>> start Data extract

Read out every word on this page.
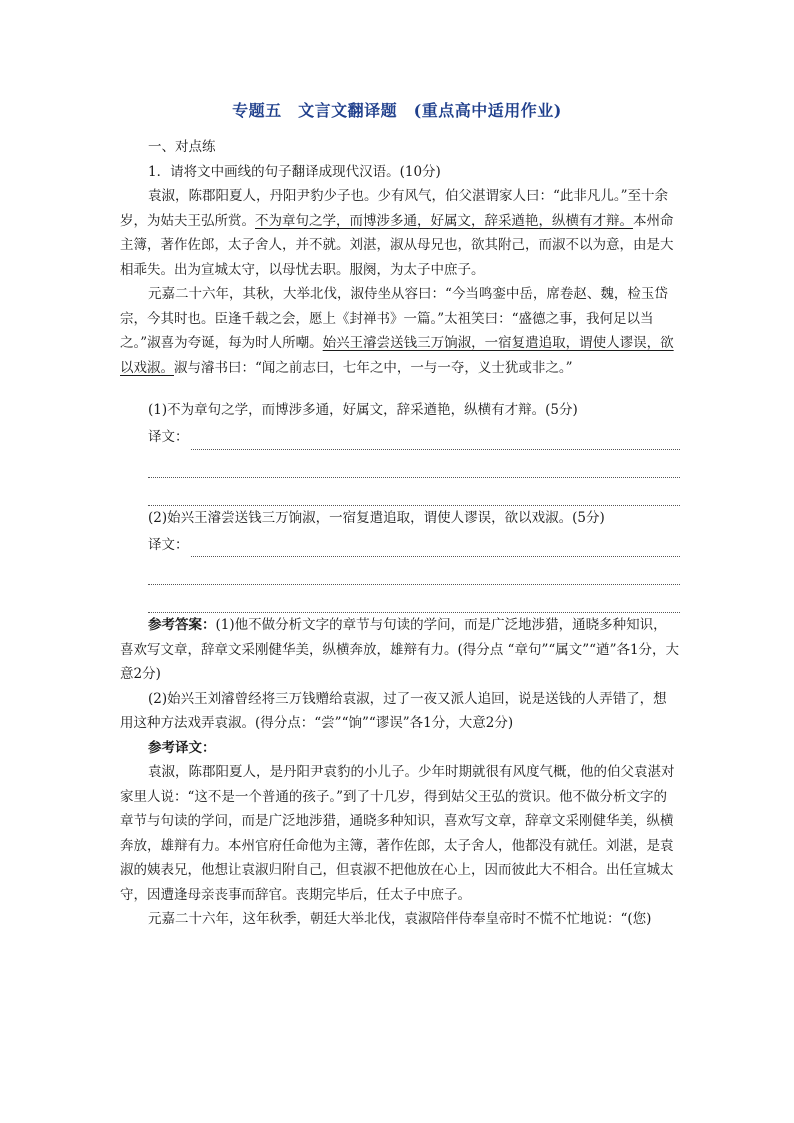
专题五　文言文翻译题　(重点高中适用作业)

一、对点练

1．请将文中画线的句子翻译成现代汉语。(10分)

袁淑，陈郡阳夏人，丹阳尹豹少子也。少有风气，伯父湛谓家人曰：“此非凡儿。”至十余岁，为姑夫王弘所赏。不为章句之学，而博涉多通，好属文，辞采遒艳，纵横有才辩。本州命主簿，著作佐郎，太子舍人，并不就。刘湛，淑从母兄也，欲其附己，而淑不以为意，由是大相乖失。出为宣城太守，以母忧去职。服阕，为太子中庶子。

元嘉二十六年，其秋，大举北伐，淑侍坐从容曰：“今当鸣銮中岳，席卷赵、魏，检玉岱宗，今其时也。臣逢千载之会，愿上《封禅书》一篇。”太祖笑曰：“盛德之事，我何足以当之。”淑喜为夸诞，每为时人所嘲。始兴王濬尝送钱三万饷淑，一宿复遣追取，谓使人谬误，欲以戏淑。淑与濬书曰：“闻之前志曰，七年之中，一与一夺，义士犹或非之。”

(1)不为章句之学，而博涉多通，好属文，辞采遒艳，纵横有才辩。(5分)

译文：

(2)始兴王濬尝送钱三万饷淑，一宿复遣追取，谓使人谬误，欲以戏淑。(5分)

译文：

参考答案：(1)他不做分析文字的章节与句读的学问，而是广泛地涉猎，通晓多种知识，喜欢写文章，辞章文采刚健华美，纵横奔放，雄辩有力。(得分点 “章句”“属文”“遒”各1分，大意2分)

(2)始兴王刘濬曾经将三万钱赠给袁淑，过了一夜又派人追回，说是送钱的人弄错了，想用这种方法戏弄袁淑。(得分点：“尝”“饷”“谬误”各1分，大意2分)

参考译文：

袁淑，陈郡阳夏人，是丹阳尹袁豹的小儿子。少年时期就很有风度气概，他的伯父袁湛对家里人说：“这不是一个普通的孩子。”到了十几岁，得到姑父王弘的赏识。他不做分析文字的章节与句读的学问，而是广泛地涉猎，通晓多种知识，喜欢写文章，辞章文采刚健华美，纵横奔放，雄辩有力。本州官府任命他为主簿，著作佐郎，太子舍人，他都没有就任。刘湛，是袁淑的姨表兄，他想让袁淑归附自己，但袁淑不把他放在心上，因而彼此大不相合。出任宣城太守，因遭逢母亲丧事而辞官。丧期完毕后，任太子中庶子。

元嘉二十六年，这年秋季，朝廷大举北伐，袁淑陪伴侍奉皇帝时不慌不忙地说：“(您)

>> end Data extract

What needs to be done:
Every entry should be returned exactly as written, minus the pictures.

Output:
Read out every word on this page.
专题五　文言文翻译题　(重点高中适用作业)

一、对点练

1．请将文中画线的句子翻译成现代汉语。(10分)

袁淑，陈郡阳夏人，丹阳尹豹少子也。少有风气，伯父湛谓家人曰：“此非凡儿。”至十余岁，为姑夫王弘所赏。不为章句之学，而博涉多通，好属文，辞采遒艳，纵横有才辩。本州命主簿，著作佐郎，太子舍人，并不就。刘湛，淑从母兄也，欲其附己，而淑不以为意，由是大相乖失。出为宣城太守，以母忧去职。服阕，为太子中庶子。

元嘉二十六年，其秋，大举北伐，淑侍坐从容曰：“今当鸣銮中岳，席卷赵、魏，检玉岱宗，今其时也。臣逢千载之会，愿上《封禅书》一篇。”太祖笑曰：“盛德之事，我何足以当之。”淑喜为夸诞，每为时人所嘲。始兴王濬尝送钱三万饷淑，一宿复遣追取，谓使人谬误，欲以戏淑。淑与濬书曰：“闻之前志曰，七年之中，一与一夺，义士犹或非之。”

(1)不为章句之学，而博涉多通，好属文，辞采遒艳，纵横有才辩。(5分)

译文：

(2)始兴王濬尝送钱三万饷淑，一宿复遣追取，谓使人谬误，欲以戏淑。(5分)

译文：

参考答案：(1)他不做分析文字的章节与句读的学问，而是广泛地涉猎，通晓多种知识，喜欢写文章，辞章文采刚健华美，纵横奔放，雄辩有力。(得分点 “章句”“属文”“遒”各1分，大意2分)

(2)始兴王刘濬曾经将三万钱赠给袁淑，过了一夜又派人追回，说是送钱的人弄错了，想用这种方法戏弄袁淑。(得分点：“尝”“饷”“谬误”各1分，大意2分)

参考译文：

袁淑，陈郡阳夏人，是丹阳尹袁豹的小儿子。少年时期就很有风度气概，他的伯父袁湛对家里人说：“这不是一个普通的孩子。”到了十几岁，得到姑父王弘的赏识。他不做分析文字的章节与句读的学问，而是广泛地涉猎，通晓多种知识，喜欢写文章，辞章文采刚健华美，纵横奔放，雄辩有力。本州官府任命他为主簿，著作佐郎，太子舍人，他都没有就任。刘湛，是袁淑的姨表兄，他想让袁淑归附自己，但袁淑不把他放在心上，因而彼此大不相合。出任宣城太守，因遭逢母亲丧事而辞官。丧期完毕后，任太子中庶子。

元嘉二十六年，这年秋季，朝廷大举北伐，袁淑陪伴侍奉皇帝时不慌不忙地说：“(您)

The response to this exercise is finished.